* [Extracted material]
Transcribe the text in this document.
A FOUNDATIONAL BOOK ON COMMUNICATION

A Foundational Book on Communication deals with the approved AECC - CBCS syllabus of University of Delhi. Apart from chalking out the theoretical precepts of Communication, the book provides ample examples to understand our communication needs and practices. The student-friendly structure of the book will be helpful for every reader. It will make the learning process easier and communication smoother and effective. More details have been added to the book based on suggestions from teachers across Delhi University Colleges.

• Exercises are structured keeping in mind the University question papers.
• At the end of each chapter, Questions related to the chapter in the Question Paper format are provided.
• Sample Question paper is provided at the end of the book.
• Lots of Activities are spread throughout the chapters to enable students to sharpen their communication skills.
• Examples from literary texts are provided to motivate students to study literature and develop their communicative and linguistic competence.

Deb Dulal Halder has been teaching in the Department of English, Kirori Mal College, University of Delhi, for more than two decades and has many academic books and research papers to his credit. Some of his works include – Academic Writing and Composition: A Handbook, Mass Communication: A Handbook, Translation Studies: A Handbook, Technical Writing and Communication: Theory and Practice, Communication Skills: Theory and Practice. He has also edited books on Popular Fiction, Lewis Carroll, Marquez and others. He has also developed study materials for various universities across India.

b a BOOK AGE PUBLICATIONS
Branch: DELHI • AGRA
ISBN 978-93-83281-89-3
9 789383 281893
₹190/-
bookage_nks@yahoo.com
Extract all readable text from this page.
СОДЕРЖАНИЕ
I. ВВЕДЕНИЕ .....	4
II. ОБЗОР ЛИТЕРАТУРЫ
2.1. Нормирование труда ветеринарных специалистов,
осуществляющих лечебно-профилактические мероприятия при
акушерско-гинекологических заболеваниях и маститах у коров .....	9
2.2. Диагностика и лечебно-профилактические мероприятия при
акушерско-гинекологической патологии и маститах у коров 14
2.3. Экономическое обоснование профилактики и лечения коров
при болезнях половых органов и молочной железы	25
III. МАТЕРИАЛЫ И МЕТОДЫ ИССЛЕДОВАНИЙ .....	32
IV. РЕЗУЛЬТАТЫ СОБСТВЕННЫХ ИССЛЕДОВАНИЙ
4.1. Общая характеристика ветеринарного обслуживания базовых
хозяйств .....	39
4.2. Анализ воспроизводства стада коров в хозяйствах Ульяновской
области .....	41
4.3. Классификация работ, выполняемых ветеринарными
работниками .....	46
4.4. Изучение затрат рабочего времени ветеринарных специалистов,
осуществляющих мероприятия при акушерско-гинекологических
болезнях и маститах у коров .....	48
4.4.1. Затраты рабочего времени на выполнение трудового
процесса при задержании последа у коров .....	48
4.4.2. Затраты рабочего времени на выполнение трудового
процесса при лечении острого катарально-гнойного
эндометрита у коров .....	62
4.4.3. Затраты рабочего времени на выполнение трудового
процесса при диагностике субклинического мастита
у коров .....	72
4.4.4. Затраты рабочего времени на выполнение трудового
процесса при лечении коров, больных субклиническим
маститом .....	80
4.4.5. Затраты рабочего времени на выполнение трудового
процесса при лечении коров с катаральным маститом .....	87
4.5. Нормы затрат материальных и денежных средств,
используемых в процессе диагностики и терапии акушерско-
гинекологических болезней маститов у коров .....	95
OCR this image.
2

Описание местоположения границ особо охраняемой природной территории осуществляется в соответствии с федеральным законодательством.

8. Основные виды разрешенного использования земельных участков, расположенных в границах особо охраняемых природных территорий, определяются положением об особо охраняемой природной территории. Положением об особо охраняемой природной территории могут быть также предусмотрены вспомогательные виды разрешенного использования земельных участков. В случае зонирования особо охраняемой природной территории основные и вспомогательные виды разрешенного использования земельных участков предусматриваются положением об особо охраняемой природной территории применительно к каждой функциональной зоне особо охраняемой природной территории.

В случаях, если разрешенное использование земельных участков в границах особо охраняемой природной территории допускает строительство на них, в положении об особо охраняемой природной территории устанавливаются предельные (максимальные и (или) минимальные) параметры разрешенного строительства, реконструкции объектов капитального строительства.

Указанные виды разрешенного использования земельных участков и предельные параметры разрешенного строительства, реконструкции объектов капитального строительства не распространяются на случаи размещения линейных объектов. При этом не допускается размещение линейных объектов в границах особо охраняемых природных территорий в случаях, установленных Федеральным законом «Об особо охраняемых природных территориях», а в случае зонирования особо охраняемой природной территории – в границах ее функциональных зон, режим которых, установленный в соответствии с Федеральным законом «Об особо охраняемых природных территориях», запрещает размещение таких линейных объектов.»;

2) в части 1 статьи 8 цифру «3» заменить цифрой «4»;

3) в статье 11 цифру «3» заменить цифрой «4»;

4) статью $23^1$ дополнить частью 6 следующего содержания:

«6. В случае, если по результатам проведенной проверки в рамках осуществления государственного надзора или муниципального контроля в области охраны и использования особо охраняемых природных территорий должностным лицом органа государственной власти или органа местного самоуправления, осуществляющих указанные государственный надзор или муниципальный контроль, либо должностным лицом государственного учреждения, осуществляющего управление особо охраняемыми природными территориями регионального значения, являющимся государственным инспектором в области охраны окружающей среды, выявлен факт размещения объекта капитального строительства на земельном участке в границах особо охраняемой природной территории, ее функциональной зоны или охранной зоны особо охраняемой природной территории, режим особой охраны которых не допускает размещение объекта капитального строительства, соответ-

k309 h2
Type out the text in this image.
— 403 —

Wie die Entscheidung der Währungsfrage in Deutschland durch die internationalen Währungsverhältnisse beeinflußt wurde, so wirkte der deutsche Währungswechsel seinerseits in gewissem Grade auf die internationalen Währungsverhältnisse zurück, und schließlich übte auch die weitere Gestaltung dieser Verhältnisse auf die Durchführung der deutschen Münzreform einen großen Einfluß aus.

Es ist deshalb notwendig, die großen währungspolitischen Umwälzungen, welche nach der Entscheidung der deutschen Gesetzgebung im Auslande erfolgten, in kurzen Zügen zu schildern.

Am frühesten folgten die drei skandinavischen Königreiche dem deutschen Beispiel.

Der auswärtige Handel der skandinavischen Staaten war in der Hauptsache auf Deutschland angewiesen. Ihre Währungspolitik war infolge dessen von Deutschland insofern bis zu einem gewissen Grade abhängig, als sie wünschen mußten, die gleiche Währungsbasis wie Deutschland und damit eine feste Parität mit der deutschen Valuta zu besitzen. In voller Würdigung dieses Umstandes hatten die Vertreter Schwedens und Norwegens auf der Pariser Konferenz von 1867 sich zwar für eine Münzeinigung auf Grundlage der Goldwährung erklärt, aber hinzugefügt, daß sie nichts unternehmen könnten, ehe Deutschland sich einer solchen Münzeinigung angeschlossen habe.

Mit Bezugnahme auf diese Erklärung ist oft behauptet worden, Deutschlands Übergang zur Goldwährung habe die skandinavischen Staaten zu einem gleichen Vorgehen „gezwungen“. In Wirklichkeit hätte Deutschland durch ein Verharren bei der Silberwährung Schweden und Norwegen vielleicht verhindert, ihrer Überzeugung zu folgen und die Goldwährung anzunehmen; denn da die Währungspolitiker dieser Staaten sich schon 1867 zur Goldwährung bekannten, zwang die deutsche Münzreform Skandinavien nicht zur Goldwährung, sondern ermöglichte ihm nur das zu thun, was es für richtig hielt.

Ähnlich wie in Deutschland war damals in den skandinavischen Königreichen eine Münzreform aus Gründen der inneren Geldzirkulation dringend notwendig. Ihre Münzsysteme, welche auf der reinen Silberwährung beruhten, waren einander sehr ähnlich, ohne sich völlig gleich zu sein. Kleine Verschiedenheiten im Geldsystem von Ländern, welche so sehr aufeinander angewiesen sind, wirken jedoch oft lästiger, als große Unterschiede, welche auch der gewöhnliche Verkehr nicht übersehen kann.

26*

* [Exercise prompt] Extract each record, keeping it identical to the original.

* [Correct answer]
Transcribe the text in this document.
A FOUNDATIONAL BOOK ON COMMUNICATION

A Foundational Book on Communication deals with the approved AECC - CBCS syllabus of University of Delhi. Apart from chalking out the theoretical precepts of Communication, the book provides ample examples to understand our communication needs and practices. The student-friendly structure of the book will be helpful for every reader. It will make the learning process easier and communication smoother and effective. More details have been added to the book based on suggestions from teachers across Delhi University Colleges.

• Exercises are structured keeping in mind the University question papers.
• At the end of each chapter, Questions related to the chapter in the Question Paper format are provided.
• Sample Question paper is provided at the end of the book.
• Lots of Activities are spread throughout the chapters to enable students to sharpen their communication skills.
• Examples from literary texts are provided to motivate students to study literature and develop their communicative and linguistic competence.

Deb Dulal Halder has been teaching in the Department of English, Kirori Mal College, University of Delhi, for more than two decades and has many academic books and research papers to his credit. Some of his works include – Academic Writing and Composition: A Handbook, Mass Communication: A Handbook, Translation Studies: A Handbook, Technical Writing and Communication: Theory and Practice, Communication Skills: Theory and Practice. He has also edited books on Popular Fiction, Lewis Carroll, Marquez and others. He has also developed study materials for various universities across India.

b a BOOK AGE PUBLICATIONS
Branch: DELHI • AGRA
ISBN 978-93-83281-89-3
9 789383 281893
₹190/-
bookage_nks@yahoo.com
Extract all readable text from this page.
СОДЕРЖАНИЕ
I. ВВЕДЕНИЕ .....	4
II. ОБЗОР ЛИТЕРАТУРЫ
2.1. Нормирование труда ветеринарных специалистов,
осуществляющих лечебно-профилактические мероприятия при
акушерско-гинекологических заболеваниях и маститах у коров .....	9
2.2. Диагностика и лечебно-профилактические мероприятия при
акушерско-гинекологической патологии и маститах у коров 14
2.3. Экономическое обоснование профилактики и лечения коров
при болезнях половых органов и молочной железы	25
III. МАТЕРИАЛЫ И МЕТОДЫ ИССЛЕДОВАНИЙ .....	32
IV. РЕЗУЛЬТАТЫ СОБСТВЕННЫХ ИССЛЕДОВАНИЙ
4.1. Общая характеристика ветеринарного обслуживания базовых
хозяйств .....	39
4.2. Анализ воспроизводства стада коров в хозяйствах Ульяновской
области .....	41
4.3. Классификация работ, выполняемых ветеринарными
работниками .....	46
4.4. Изучение затрат рабочего времени ветеринарных специалистов,
осуществляющих мероприятия при акушерско-гинекологических
болезнях и маститах у коров .....	48
4.4.1. Затраты рабочего времени на выполнение трудового
процесса при задержании последа у коров .....	48
4.4.2. Затраты рабочего времени на выполнение трудового
процесса при лечении острого катарально-гнойного
эндометрита у коров .....	62
4.4.3. Затраты рабочего времени на выполнение трудового
процесса при диагностике субклинического мастита
у коров .....	72
4.4.4. Затраты рабочего времени на выполнение трудового
процесса при лечении коров, больных субклиническим
маститом .....	80
4.4.5. Затраты рабочего времени на выполнение трудового
процесса при лечении коров с катаральным маститом .....	87
4.5. Нормы затрат материальных и денежных средств,
используемых в процессе диагностики и терапии акушерско-
гинекологических болезней маститов у коров .....	95
OCR this image.
2

Описание местоположения границ особо охраняемой природной территории осуществляется в соответствии с федеральным законодательством.

8. Основные виды разрешенного использования земельных участков, расположенных в границах особо охраняемых природных территорий, определяются положением об особо охраняемой природной территории. Положением об особо охраняемой природной территории могут быть также предусмотрены вспомогательные виды разрешенного использования земельных участков. В случае зонирования особо охраняемой природной территории основные и вспомогательные виды разрешенного использования земельных участков предусматриваются положением об особо охраняемой природной территории применительно к каждой функциональной зоне особо охраняемой природной территории.

В случаях, если разрешенное использование земельных участков в границах особо охраняемой природной территории допускает строительство на них, в положении об особо охраняемой природной территории устанавливаются предельные (максимальные и (или) минимальные) параметры разрешенного строительства, реконструкции объектов капитального строительства.

Указанные виды разрешенного использования земельных участков и предельные параметры разрешенного строительства, реконструкции объектов капитального строительства не распространяются на случаи размещения линейных объектов. При этом не допускается размещение линейных объектов в границах особо охраняемых природных территорий в случаях, установленных Федеральным законом «Об особо охраняемых природных территориях», а в случае зонирования особо охраняемой природной территории – в границах ее функциональных зон, режим которых, установленный в соответствии с Федеральным законом «Об особо охраняемых природных территориях», запрещает размещение таких линейных объектов.»;

2) в части 1 статьи 8 цифру «3» заменить цифрой «4»;

3) в статье 11 цифру «3» заменить цифрой «4»;

4) статью $23^1$ дополнить частью 6 следующего содержания:

«6. В случае, если по результатам проведенной проверки в рамках осуществления государственного надзора или муниципального контроля в области охраны и использования особо охраняемых природных территорий должностным лицом органа государственной власти или органа местного самоуправления, осуществляющих указанные государственный надзор или муниципальный контроль, либо должностным лицом государственного учреждения, осуществляющего управление особо охраняемыми природными территориями регионального значения, являющимся государственным инспектором в области охраны окружающей среды, выявлен факт размещения объекта капитального строительства на земельном участке в границах особо охраняемой природной территории, ее функциональной зоны или охранной зоны особо охраняемой природной территории, режим особой охраны которых не допускает размещение объекта капитального строительства, соответ-

k309 h2
Type out the text in this image.
— 403 —

Wie die Entscheidung der Währungsfrage in Deutschland durch die internationalen Währungsverhältnisse beeinflußt wurde, so wirkte der deutsche Währungswechsel seinerseits in gewissem Grade auf die internationalen Währungsverhältnisse zurück, und schließlich übte auch die weitere Gestaltung dieser Verhältnisse auf die Durchführung der deutschen Münzreform einen großen Einfluß aus.

Es ist deshalb notwendig, die großen währungspolitischen Umwälzungen, welche nach der Entscheidung der deutschen Gesetzgebung im Auslande erfolgten, in kurzen Zügen zu schildern.

Am frühesten folgten die drei skandinavischen Königreiche dem deutschen Beispiel.

Der auswärtige Handel der skandinavischen Staaten war in der Hauptsache auf Deutschland angewiesen. Ihre Währungspolitik war infolge dessen von Deutschland insofern bis zu einem gewissen Grade abhängig, als sie wünschen mußten, die gleiche Währungsbasis wie Deutschland und damit eine feste Parität mit der deutschen Valuta zu besitzen. In voller Würdigung dieses Umstandes hatten die Vertreter Schwedens und Norwegens auf der Pariser Konferenz von 1867 sich zwar für eine Münzeinigung auf Grundlage der Goldwährung erklärt, aber hinzugefügt, daß sie nichts unternehmen könnten, ehe Deutschland sich einer solchen Münzeinigung angeschlossen habe.

Mit Bezugnahme auf diese Erklärung ist oft behauptet worden, Deutschlands Übergang zur Goldwährung habe die skandinavischen Staaten zu einem gleichen Vorgehen „gezwungen“. In Wirklichkeit hätte Deutschland durch ein Verharren bei der Silberwährung Schweden und Norwegen vielleicht verhindert, ihrer Überzeugung zu folgen und die Goldwährung anzunehmen; denn da die Währungspolitiker dieser Staaten sich schon 1867 zur Goldwährung bekannten, zwang die deutsche Münzreform Skandinavien nicht zur Goldwährung, sondern ermöglichte ihm nur das zu thun, was es für richtig hielt.

Ähnlich wie in Deutschland war damals in den skandinavischen Königreichen eine Münzreform aus Gründen der inneren Geldzirkulation dringend notwendig. Ihre Münzsysteme, welche auf der reinen Silberwährung beruhten, waren einander sehr ähnlich, ohne sich völlig gleich zu sein. Kleine Verschiedenheiten im Geldsystem von Ländern, welche so sehr aufeinander angewiesen sind, wirken jedoch oft lästiger, als große Unterschiede, welche auch der gewöhnliche Verkehr nicht übersehen kann.

26*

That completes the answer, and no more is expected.